Retype everything in the listing, leaving each line exactly as it is.

— START —

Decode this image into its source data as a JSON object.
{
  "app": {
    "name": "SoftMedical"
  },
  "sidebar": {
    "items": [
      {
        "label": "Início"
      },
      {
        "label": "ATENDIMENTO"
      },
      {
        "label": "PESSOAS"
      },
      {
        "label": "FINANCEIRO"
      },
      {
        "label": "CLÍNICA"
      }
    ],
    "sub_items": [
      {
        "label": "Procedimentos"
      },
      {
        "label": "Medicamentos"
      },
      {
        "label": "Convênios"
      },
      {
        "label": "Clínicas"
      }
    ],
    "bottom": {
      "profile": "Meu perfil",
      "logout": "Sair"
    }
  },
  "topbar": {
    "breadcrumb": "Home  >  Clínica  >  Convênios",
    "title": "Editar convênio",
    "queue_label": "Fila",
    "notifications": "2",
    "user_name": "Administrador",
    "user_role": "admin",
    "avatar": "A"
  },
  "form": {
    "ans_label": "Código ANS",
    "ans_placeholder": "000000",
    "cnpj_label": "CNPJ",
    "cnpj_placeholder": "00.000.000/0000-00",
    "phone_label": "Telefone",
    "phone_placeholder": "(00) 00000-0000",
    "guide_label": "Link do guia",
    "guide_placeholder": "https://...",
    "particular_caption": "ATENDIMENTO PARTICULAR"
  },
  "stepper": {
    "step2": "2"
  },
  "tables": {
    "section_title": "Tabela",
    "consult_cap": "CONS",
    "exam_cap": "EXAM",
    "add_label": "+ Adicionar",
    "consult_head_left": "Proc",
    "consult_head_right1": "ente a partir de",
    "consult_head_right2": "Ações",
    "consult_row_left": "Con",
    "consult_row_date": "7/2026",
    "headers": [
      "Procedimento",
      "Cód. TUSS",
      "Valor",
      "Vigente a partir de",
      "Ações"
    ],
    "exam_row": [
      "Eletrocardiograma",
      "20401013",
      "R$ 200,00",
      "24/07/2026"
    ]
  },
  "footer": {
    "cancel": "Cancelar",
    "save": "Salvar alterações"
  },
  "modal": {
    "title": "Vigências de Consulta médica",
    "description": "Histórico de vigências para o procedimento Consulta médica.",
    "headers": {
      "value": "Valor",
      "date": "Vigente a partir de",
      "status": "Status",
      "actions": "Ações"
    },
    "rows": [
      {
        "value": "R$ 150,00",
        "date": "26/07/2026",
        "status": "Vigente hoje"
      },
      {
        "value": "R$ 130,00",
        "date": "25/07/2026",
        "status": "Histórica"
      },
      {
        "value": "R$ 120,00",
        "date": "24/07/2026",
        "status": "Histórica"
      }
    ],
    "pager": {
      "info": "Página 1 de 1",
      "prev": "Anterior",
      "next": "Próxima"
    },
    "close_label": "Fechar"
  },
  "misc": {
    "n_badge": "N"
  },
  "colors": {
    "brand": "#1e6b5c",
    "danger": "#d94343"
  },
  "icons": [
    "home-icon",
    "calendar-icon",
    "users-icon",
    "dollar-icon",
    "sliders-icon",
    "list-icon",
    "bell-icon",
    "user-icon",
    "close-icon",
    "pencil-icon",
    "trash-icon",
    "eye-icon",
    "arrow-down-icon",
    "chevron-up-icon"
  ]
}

— END —

- _Solution to this task_:
Decode this image into its source data as a JSON object.
{
  "app": {
    "name": "SoftMedical"
  },
  "sidebar": {
    "items": [
      {
        "label": "Início"
      },
      {
        "label": "ATENDIMENTO"
      },
      {
        "label": "PESSOAS"
      },
      {
        "label": "FINANCEIRO"
      },
      {
        "label": "CLÍNICA"
      }
    ],
    "sub_items": [
      {
        "label": "Procedimentos"
      },
      {
        "label": "Medicamentos"
      },
      {
        "label": "Convênios"
      },
      {
        "label": "Clínicas"
      }
    ],
    "bottom": {
      "profile": "Meu perfil",
      "logout": "Sair"
    }
  },
  "topbar": {
    "breadcrumb": "Home  >  Clínica  >  Convênios",
    "title": "Editar convênio",
    "queue_label": "Fila",
    "notifications": "2",
    "user_name": "Administrador",
    "user_role": "admin",
    "avatar": "A"
  },
  "form": {
    "ans_label": "Código ANS",
    "ans_placeholder": "000000",
    "cnpj_label": "CNPJ",
    "cnpj_placeholder": "00.000.000/0000-00",
    "phone_label": "Telefone",
    "phone_placeholder": "(00) 00000-0000",
    "guide_label": "Link do guia",
    "guide_placeholder": "https://...",
    "particular_caption": "ATENDIMENTO PARTICULAR"
  },
  "stepper": {
    "step2": "2"
  },
  "tables": {
    "section_title": "Tabela",
    "consult_cap": "CONS",
    "exam_cap": "EXAM",
    "add_label": "+ Adicionar",
    "consult_head_left": "Proc",
    "consult_head_right1": "ente a partir de",
    "consult_head_right2": "Ações",
    "consult_row_left": "Con",
    "consult_row_date": "7/2026",
    "headers": [
      "Procedimento",
      "Cód. TUSS",
      "Valor",
      "Vigente a partir de",
      "Ações"
    ],
    "exam_row": [
      "Eletrocardiograma",
      "20401013",
      "R$ 200,00",
      "24/07/2026"
    ]
  },
  "footer": {
    "cancel": "Cancelar",
    "save": "Salvar alterações"
  },
  "modal": {
    "title": "Vigências de Consulta médica",
    "description": "Histórico de vigências para o procedimento Consulta médica.",
    "headers": {
      "value": "Valor",
      "date": "Vigente a partir de",
      "status": "Status",
      "actions": "Ações"
    },
    "rows": [
      {
        "value": "R$ 150,00",
        "date": "26/07/2026",
        "status": "Vigente hoje"
      },
      {
        "value": "R$ 130,00",
        "date": "25/07/2026",
        "status": "Histórica"
      },
      {
        "value": "R$ 120,00",
        "date": "24/07/2026",
        "status": "Histórica"
      }
    ],
    "pager": {
      "info": "Página 1 de 1",
      "prev": "Anterior",
      "next": "Próxima"
    },
    "close_label": "Fechar"
  },
  "misc": {
    "n_badge": "N"
  },
  "colors": {
    "brand": "#1e6b5c",
    "danger": "#d94343"
  },
  "icons": [
    "home-icon",
    "calendar-icon",
    "users-icon",
    "dollar-icon",
    "sliders-icon",
    "list-icon",
    "bell-icon",
    "user-icon",
    "close-icon",
    "pencil-icon",
    "trash-icon",
    "eye-icon",
    "arrow-down-icon",
    "chevron-up-icon"
  ]
}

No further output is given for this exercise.